## WHAT NEEDS TO BE DONE:
Your task is to return the line containing "Parse this screenshot: output" plus every line after it, exactly and with nothing added.

** start DATA SECTION **

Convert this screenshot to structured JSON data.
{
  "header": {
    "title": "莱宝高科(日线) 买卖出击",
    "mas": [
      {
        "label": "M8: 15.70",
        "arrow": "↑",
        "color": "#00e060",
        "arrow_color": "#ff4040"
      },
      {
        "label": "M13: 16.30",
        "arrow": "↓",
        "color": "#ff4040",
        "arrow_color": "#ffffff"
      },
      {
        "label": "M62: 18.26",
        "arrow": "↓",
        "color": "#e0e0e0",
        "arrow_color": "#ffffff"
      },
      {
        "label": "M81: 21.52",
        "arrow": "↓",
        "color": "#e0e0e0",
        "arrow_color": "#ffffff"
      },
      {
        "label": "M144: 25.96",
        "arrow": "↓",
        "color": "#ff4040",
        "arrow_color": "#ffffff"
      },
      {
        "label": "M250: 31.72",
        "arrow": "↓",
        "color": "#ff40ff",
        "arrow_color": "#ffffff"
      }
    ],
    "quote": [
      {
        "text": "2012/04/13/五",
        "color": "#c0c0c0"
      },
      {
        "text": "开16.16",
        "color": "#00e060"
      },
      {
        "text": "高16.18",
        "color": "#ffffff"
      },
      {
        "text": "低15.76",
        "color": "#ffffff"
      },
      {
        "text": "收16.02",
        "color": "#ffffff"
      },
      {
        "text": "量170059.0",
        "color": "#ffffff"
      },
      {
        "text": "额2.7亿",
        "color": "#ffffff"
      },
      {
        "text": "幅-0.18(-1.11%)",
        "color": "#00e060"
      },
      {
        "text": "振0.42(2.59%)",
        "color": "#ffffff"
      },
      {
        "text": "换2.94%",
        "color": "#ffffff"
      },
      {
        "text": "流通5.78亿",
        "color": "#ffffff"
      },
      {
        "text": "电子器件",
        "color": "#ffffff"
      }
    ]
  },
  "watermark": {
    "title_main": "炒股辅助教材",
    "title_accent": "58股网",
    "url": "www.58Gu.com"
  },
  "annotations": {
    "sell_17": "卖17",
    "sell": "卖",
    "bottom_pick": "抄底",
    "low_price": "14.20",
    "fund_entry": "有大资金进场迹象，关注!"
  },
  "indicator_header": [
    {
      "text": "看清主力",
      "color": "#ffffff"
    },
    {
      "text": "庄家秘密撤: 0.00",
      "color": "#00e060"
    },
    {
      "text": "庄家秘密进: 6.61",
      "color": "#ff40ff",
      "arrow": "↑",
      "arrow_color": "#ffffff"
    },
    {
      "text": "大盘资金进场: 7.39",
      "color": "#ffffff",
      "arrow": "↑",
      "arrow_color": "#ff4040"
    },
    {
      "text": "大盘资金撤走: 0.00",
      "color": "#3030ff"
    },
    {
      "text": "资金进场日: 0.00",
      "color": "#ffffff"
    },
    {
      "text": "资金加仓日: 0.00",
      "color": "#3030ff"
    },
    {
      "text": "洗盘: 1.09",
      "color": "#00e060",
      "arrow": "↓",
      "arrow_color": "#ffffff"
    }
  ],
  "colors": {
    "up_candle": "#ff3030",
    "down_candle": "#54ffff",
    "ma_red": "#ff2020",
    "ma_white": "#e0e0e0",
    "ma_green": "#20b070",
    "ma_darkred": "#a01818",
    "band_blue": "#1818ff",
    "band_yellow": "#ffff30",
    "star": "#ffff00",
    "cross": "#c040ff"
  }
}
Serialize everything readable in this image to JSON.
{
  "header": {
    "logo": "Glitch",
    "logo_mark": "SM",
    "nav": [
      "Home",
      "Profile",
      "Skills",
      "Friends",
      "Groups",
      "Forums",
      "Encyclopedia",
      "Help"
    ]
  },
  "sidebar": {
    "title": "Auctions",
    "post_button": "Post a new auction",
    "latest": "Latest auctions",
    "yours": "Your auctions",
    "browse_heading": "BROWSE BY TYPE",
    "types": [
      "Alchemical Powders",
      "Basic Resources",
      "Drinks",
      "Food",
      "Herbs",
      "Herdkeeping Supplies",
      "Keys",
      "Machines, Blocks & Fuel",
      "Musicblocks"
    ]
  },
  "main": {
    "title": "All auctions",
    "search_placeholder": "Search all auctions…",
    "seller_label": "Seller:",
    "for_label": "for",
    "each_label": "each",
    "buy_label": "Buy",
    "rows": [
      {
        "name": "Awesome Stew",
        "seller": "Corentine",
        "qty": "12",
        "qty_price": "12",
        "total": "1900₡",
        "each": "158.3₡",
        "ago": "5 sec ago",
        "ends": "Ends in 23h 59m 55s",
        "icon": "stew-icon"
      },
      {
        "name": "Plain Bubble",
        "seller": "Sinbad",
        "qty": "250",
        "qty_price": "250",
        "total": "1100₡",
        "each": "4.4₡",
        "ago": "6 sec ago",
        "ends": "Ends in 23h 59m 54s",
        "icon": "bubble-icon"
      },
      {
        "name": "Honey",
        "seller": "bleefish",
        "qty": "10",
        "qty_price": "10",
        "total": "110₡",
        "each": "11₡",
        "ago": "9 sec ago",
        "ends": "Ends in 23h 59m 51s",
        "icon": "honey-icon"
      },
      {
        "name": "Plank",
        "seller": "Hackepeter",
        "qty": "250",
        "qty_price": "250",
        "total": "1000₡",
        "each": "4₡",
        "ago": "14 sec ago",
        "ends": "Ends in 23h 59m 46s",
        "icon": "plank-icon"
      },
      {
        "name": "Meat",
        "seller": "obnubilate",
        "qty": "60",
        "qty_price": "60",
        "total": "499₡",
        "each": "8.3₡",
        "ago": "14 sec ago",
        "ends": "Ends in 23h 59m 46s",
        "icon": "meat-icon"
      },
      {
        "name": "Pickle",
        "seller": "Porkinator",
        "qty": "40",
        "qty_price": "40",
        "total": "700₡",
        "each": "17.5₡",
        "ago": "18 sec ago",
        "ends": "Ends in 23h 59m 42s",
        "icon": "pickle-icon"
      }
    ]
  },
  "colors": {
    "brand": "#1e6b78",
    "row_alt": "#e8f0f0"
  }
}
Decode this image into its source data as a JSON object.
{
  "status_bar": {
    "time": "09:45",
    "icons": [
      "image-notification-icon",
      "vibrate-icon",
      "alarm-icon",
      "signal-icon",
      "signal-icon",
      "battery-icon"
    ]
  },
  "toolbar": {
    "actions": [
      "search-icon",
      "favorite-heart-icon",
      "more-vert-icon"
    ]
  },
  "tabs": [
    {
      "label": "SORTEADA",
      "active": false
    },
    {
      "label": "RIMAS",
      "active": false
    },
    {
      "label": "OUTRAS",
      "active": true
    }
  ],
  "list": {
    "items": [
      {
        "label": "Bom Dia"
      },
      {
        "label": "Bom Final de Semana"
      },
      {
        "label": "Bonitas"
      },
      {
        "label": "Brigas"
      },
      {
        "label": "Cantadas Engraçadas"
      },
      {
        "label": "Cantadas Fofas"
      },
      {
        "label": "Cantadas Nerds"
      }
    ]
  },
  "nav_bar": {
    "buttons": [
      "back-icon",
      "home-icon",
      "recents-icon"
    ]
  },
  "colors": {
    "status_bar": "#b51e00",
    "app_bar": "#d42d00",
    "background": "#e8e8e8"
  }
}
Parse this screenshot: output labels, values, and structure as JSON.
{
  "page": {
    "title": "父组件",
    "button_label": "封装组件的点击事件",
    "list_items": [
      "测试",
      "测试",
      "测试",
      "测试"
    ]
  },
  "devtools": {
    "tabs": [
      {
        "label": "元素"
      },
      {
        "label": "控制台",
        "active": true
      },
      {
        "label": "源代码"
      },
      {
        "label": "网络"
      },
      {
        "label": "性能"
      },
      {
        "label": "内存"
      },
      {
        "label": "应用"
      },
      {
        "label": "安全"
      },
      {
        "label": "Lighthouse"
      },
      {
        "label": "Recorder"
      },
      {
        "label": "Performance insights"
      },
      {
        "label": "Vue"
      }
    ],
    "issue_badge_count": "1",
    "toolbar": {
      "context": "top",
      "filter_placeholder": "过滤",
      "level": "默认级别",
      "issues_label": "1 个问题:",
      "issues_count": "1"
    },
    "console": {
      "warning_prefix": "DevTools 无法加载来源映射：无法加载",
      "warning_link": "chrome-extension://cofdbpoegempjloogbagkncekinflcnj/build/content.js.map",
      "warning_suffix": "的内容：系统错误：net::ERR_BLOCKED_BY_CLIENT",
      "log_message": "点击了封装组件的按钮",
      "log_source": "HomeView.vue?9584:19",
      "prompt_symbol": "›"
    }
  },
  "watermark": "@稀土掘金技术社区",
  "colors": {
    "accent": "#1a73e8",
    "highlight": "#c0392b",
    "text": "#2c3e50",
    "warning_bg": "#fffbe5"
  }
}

** end DATA SECTION **

## FINAL ANSWER:
Parse this screenshot: output labels, values, and structure as JSON.
{
  "page": {
    "title": "父组件",
    "button_label": "封装组件的点击事件",
    "list_items": [
      "测试",
      "测试",
      "测试",
      "测试"
    ]
  },
  "devtools": {
    "tabs": [
      {
        "label": "元素"
      },
      {
        "label": "控制台",
        "active": true
      },
      {
        "label": "源代码"
      },
      {
        "label": "网络"
      },
      {
        "label": "性能"
      },
      {
        "label": "内存"
      },
      {
        "label": "应用"
      },
      {
        "label": "安全"
      },
      {
        "label": "Lighthouse"
      },
      {
        "label": "Recorder"
      },
      {
        "label": "Performance insights"
      },
      {
        "label": "Vue"
      }
    ],
    "issue_badge_count": "1",
    "toolbar": {
      "context": "top",
      "filter_placeholder": "过滤",
      "level": "默认级别",
      "issues_label": "1 个问题:",
      "issues_count": "1"
    },
    "console": {
      "warning_prefix": "DevTools 无法加载来源映射：无法加载",
      "warning_link": "chrome-extension://cofdbpoegempjloogbagkncekinflcnj/build/content.js.map",
      "warning_suffix": "的内容：系统错误：net::ERR_BLOCKED_BY_CLIENT",
      "log_message": "点击了封装组件的按钮",
      "log_source": "HomeView.vue?9584:19",
      "prompt_symbol": "›"
    }
  },
  "watermark": "@稀土掘金技术社区",
  "colors": {
    "accent": "#1a73e8",
    "highlight": "#c0392b",
    "text": "#2c3e50",
    "warning_bg": "#fffbe5"
  }
}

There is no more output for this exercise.